### Do this
Reproduce the listing below in full and without alteration, apart from its pictures.

### Extracted data

+-------+

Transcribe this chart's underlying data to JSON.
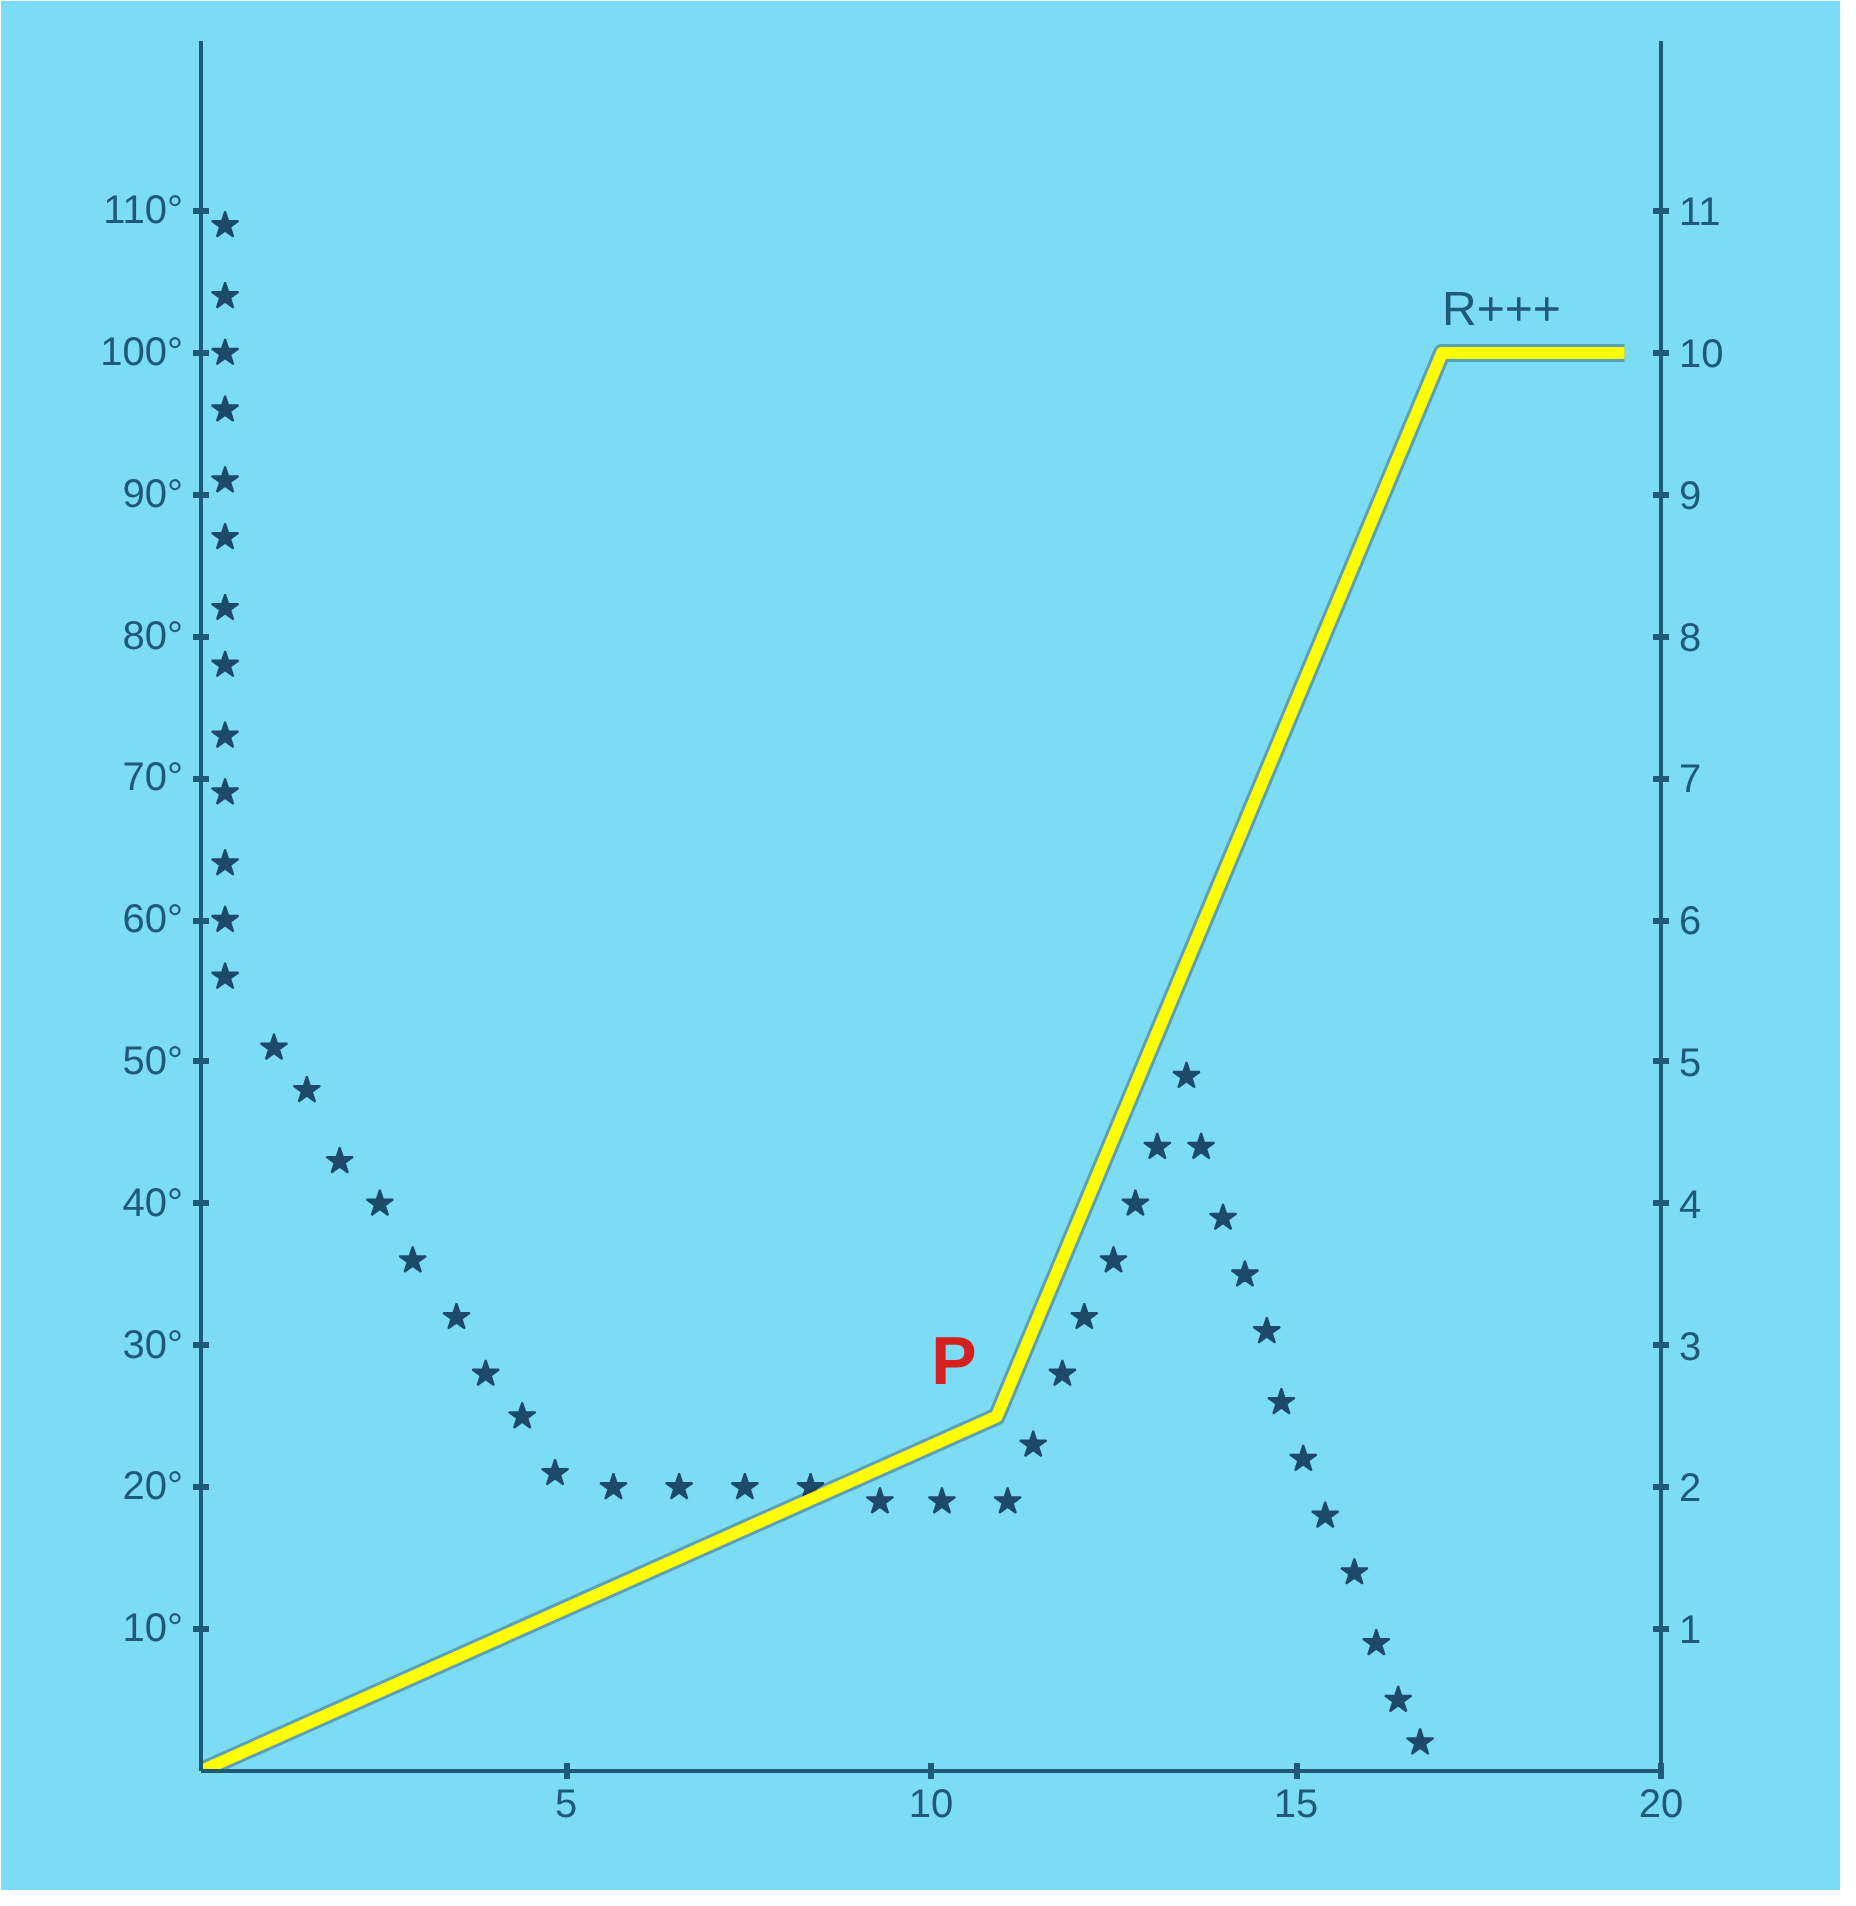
{
  "chart_data": {
    "type": "scatter",
    "grid": false,
    "xlim": [
      0,
      20
    ],
    "xticks": [
      5,
      10,
      15,
      20
    ],
    "ylim": [
      0,
      122
    ],
    "yticks": [
      {
        "value": 10,
        "label": "10°"
      },
      {
        "value": 20,
        "label": "20°"
      },
      {
        "value": 30,
        "label": "30°"
      },
      {
        "value": 40,
        "label": "40°"
      },
      {
        "value": 50,
        "label": "50°"
      },
      {
        "value": 60,
        "label": "60°"
      },
      {
        "value": 70,
        "label": "70°"
      },
      {
        "value": 80,
        "label": "80°"
      },
      {
        "value": 90,
        "label": "90°"
      },
      {
        "value": 100,
        "label": "100°"
      },
      {
        "value": 110,
        "label": "110°"
      }
    ],
    "y2lim": [
      0,
      12.2
    ],
    "y2ticks": [
      1,
      2,
      3,
      4,
      5,
      6,
      7,
      8,
      9,
      10,
      11
    ],
    "series": [
      {
        "marker": "star",
        "color": "#1d4a6b",
        "x": [
          0.33,
          0.33,
          0.33,
          0.33,
          0.33,
          0.33,
          0.33,
          0.33,
          0.33,
          0.33,
          0.33,
          0.33,
          0.33,
          1.0,
          1.45,
          1.9,
          2.45,
          2.9,
          3.5,
          3.9,
          4.4,
          4.85,
          5.65,
          6.55,
          7.45,
          8.35,
          9.3,
          10.15,
          11.05,
          11.4,
          11.8,
          12.1,
          12.5,
          12.8,
          13.1,
          13.5,
          13.7,
          14.0,
          14.3,
          14.6,
          14.8,
          15.1,
          15.4,
          15.8,
          16.1,
          16.4,
          16.7
        ],
        "values": [
          109,
          104,
          100,
          96,
          91,
          87,
          82,
          78,
          73,
          69,
          64,
          60,
          56,
          51,
          48,
          43,
          40,
          36,
          32,
          28,
          25,
          21,
          20,
          20,
          20,
          20,
          19,
          19,
          19,
          23,
          28,
          32,
          36,
          40,
          44,
          49,
          44,
          39,
          35,
          31,
          26,
          22,
          18,
          14,
          9,
          5,
          2
        ]
      },
      {
        "type": "line",
        "axis": "y2",
        "color": "#ffff00",
        "line_style": "solid",
        "x": [
          0,
          10.9,
          17,
          19.5
        ],
        "values": [
          0,
          2.5,
          10,
          10
        ]
      }
    ],
    "annotations": [
      {
        "text": "P",
        "x": 10.9,
        "y": 25
      },
      {
        "text": "R+++",
        "x": 17,
        "y": 100
      }
    ]
  }
}
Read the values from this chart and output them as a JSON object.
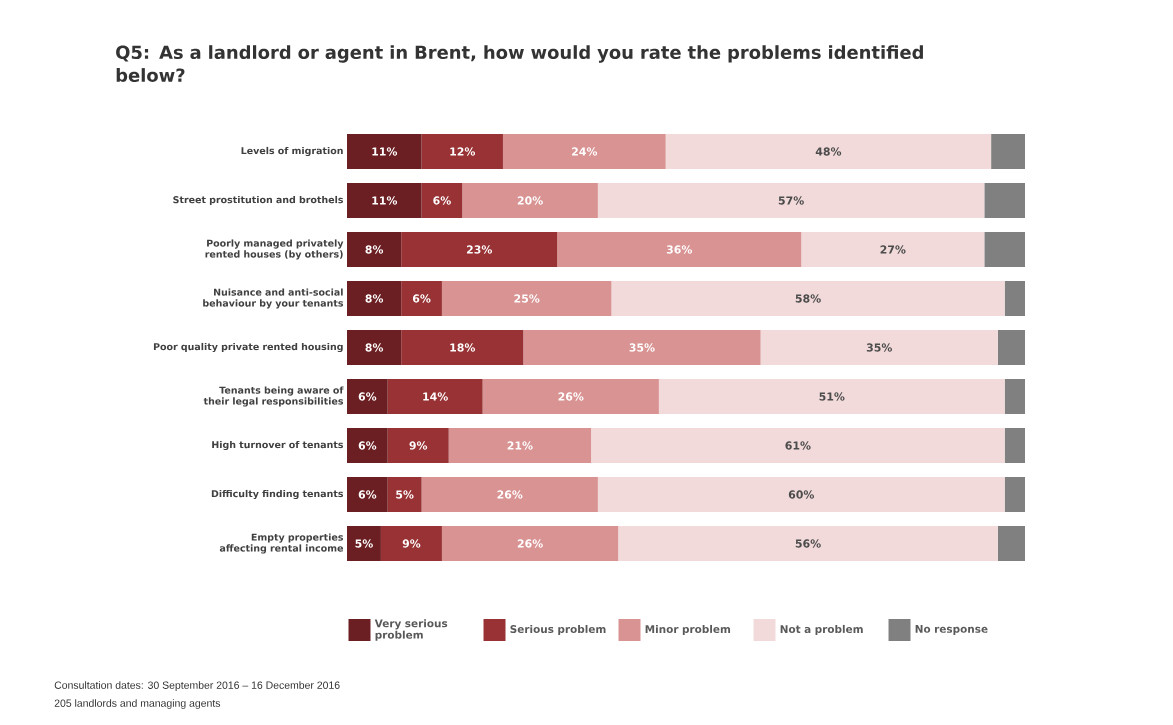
{
  "chart_data": {
    "type": "bar",
    "orientation": "horizontal",
    "stacked": true,
    "title": "Q5: As a landlord or agent in Brent, how would you rate the problems identified below?",
    "categories": [
      "Levels of migration",
      "Street prostitution and brothels",
      "Poorly managed privately rented houses (by others)",
      "Nuisance and anti-social behaviour by your tenants",
      "Poor quality private rented housing",
      "Tenants being aware of their legal responsibilities",
      "High turnover of tenants",
      "Difficulty finding tenants",
      "Empty properties affecting rental income"
    ],
    "series": [
      {
        "name": "Very serious problem",
        "color": "#6b1f22",
        "values": [
          11,
          11,
          8,
          8,
          8,
          6,
          6,
          6,
          5
        ],
        "value_labels": [
          "11%",
          "11%",
          "8%",
          "8%",
          "8%",
          "6%",
          "6%",
          "6%",
          "5%"
        ]
      },
      {
        "name": "Serious problem",
        "color": "#983234",
        "values": [
          12,
          6,
          23,
          6,
          18,
          14,
          9,
          5,
          9
        ],
        "value_labels": [
          "12%",
          "6%",
          "23%",
          "6%",
          "18%",
          "14%",
          "9%",
          "5%",
          "9%"
        ]
      },
      {
        "name": "Minor problem",
        "color": "#d99393",
        "values": [
          24,
          20,
          36,
          25,
          35,
          26,
          21,
          26,
          26
        ],
        "value_labels": [
          "24%",
          "20%",
          "36%",
          "25%",
          "35%",
          "26%",
          "21%",
          "26%",
          "26%"
        ]
      },
      {
        "name": "Not a problem",
        "color": "#f2dada",
        "values": [
          48,
          57,
          27,
          58,
          35,
          51,
          61,
          60,
          56
        ],
        "value_labels": [
          "48%",
          "57%",
          "27%",
          "58%",
          "35%",
          "51%",
          "61%",
          "60%",
          "56%"
        ]
      },
      {
        "name": "No response",
        "color": "#808080",
        "values": [
          5,
          6,
          6,
          3,
          4,
          3,
          3,
          3,
          4
        ]
      }
    ],
    "legend": "bottom",
    "annotations": [
      "Consultation dates: 30 September 2016 – 16 December 2016",
      "205 landlords and managing agents"
    ]
  }
}
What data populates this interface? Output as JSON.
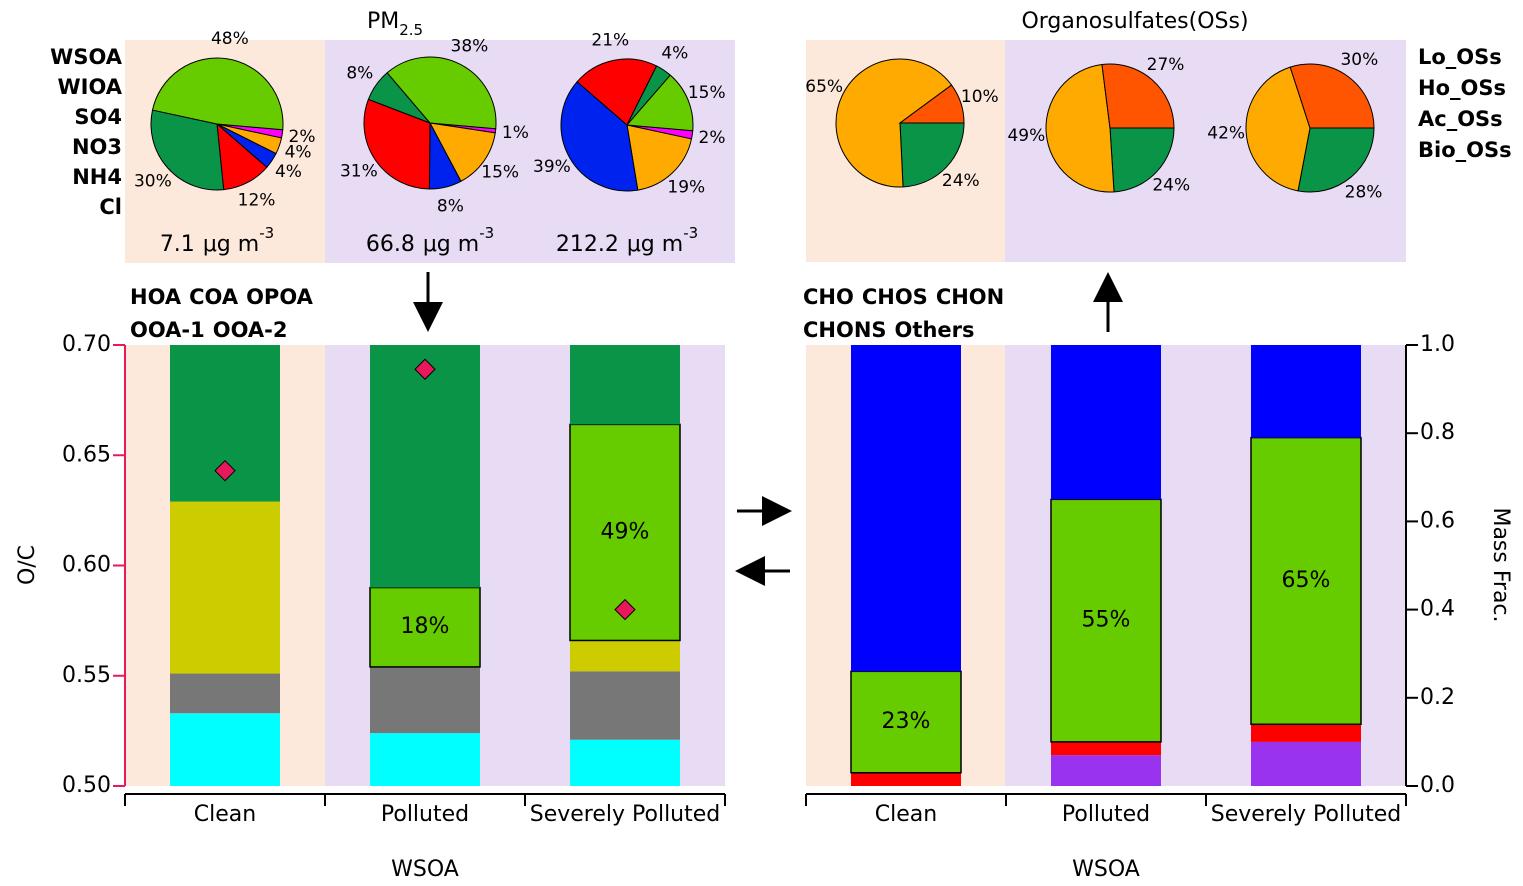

+-------+

### Solution
Transcribe this chart's underlying data to JSON.
{
  "chart_data": {
    "type": "scatter",
    "grid": false,
    "xlim": [
      0,
      20
    ],
    "xticks": [
      5,
      10,
      15,
      20
    ],
    "ylim": [
      0,
      122
    ],
    "yticks": [
      {
        "value": 10,
        "label": "10°"
      },
      {
        "value": 20,
        "label": "20°"
      },
      {
        "value": 30,
        "label": "30°"
      },
      {
        "value": 40,
        "label": "40°"
      },
      {
        "value": 50,
        "label": "50°"
      },
      {
        "value": 60,
        "label": "60°"
      },
      {
        "value": 70,
        "label": "70°"
      },
      {
        "value": 80,
        "label": "80°"
      },
      {
        "value": 90,
        "label": "90°"
      },
      {
        "value": 100,
        "label": "100°"
      },
      {
        "value": 110,
        "label": "110°"
      }
    ],
    "y2lim": [
      0,
      12.2
    ],
    "y2ticks": [
      1,
      2,
      3,
      4,
      5,
      6,
      7,
      8,
      9,
      10,
      11
    ],
    "series": [
      {
        "marker": "star",
        "color": "#1d4a6b",
        "x": [
          0.33,
          0.33,
          0.33,
          0.33,
          0.33,
          0.33,
          0.33,
          0.33,
          0.33,
          0.33,
          0.33,
          0.33,
          0.33,
          1.0,
          1.45,
          1.9,
          2.45,
          2.9,
          3.5,
          3.9,
          4.4,
          4.85,
          5.65,
          6.55,
          7.45,
          8.35,
          9.3,
          10.15,
          11.05,
          11.4,
          11.8,
          12.1,
          12.5,
          12.8,
          13.1,
          13.5,
          13.7,
          14.0,
          14.3,
          14.6,
          14.8,
          15.1,
          15.4,
          15.8,
          16.1,
          16.4,
          16.7
        ],
        "values": [
          109,
          104,
          100,
          96,
          91,
          87,
          82,
          78,
          73,
          69,
          64,
          60,
          56,
          51,
          48,
          43,
          40,
          36,
          32,
          28,
          25,
          21,
          20,
          20,
          20,
          20,
          19,
          19,
          19,
          23,
          28,
          32,
          36,
          40,
          44,
          49,
          44,
          39,
          35,
          31,
          26,
          22,
          18,
          14,
          9,
          5,
          2
        ]
      },
      {
        "type": "line",
        "axis": "y2",
        "color": "#ffff00",
        "line_style": "solid",
        "x": [
          0,
          10.9,
          17,
          19.5
        ],
        "values": [
          0,
          2.5,
          10,
          10
        ]
      }
    ],
    "annotations": [
      {
        "text": "P",
        "x": 10.9,
        "y": 25
      },
      {
        "text": "R+++",
        "x": 17,
        "y": 100
      }
    ]
  }
}
Read the values from this chart and output them as a JSON object.
{
  "chart_data": {
    "type": "bar",
    "orientation": "horizontal",
    "stacked": true,
    "title": "Q5: As a landlord or agent in Brent, how would you rate the problems identified below?",
    "categories": [
      "Levels of migration",
      "Street prostitution and brothels",
      "Poorly managed privately rented houses (by others)",
      "Nuisance and anti-social behaviour by your tenants",
      "Poor quality private rented housing",
      "Tenants being aware of their legal responsibilities",
      "High turnover of tenants",
      "Difficulty finding tenants",
      "Empty properties affecting rental income"
    ],
    "series": [
      {
        "name": "Very serious problem",
        "color": "#6b1f22",
        "values": [
          11,
          11,
          8,
          8,
          8,
          6,
          6,
          6,
          5
        ],
        "value_labels": [
          "11%",
          "11%",
          "8%",
          "8%",
          "8%",
          "6%",
          "6%",
          "6%",
          "5%"
        ]
      },
      {
        "name": "Serious problem",
        "color": "#983234",
        "values": [
          12,
          6,
          23,
          6,
          18,
          14,
          9,
          5,
          9
        ],
        "value_labels": [
          "12%",
          "6%",
          "23%",
          "6%",
          "18%",
          "14%",
          "9%",
          "5%",
          "9%"
        ]
      },
      {
        "name": "Minor problem",
        "color": "#d99393",
        "values": [
          24,
          20,
          36,
          25,
          35,
          26,
          21,
          26,
          26
        ],
        "value_labels": [
          "24%",
          "20%",
          "36%",
          "25%",
          "35%",
          "26%",
          "21%",
          "26%",
          "26%"
        ]
      },
      {
        "name": "Not a problem",
        "color": "#f2dada",
        "values": [
          48,
          57,
          27,
          58,
          35,
          51,
          61,
          60,
          56
        ],
        "value_labels": [
          "48%",
          "57%",
          "27%",
          "58%",
          "35%",
          "51%",
          "61%",
          "60%",
          "56%"
        ]
      },
      {
        "name": "No response",
        "color": "#808080",
        "values": [
          5,
          6,
          6,
          3,
          4,
          3,
          3,
          3,
          4
        ]
      }
    ],
    "legend": "bottom",
    "annotations": [
      "Consultation dates: 30 September 2016 – 16 December 2016",
      "205 landlords and managing agents"
    ]
  }
}
What data populates this interface? Output as JSON.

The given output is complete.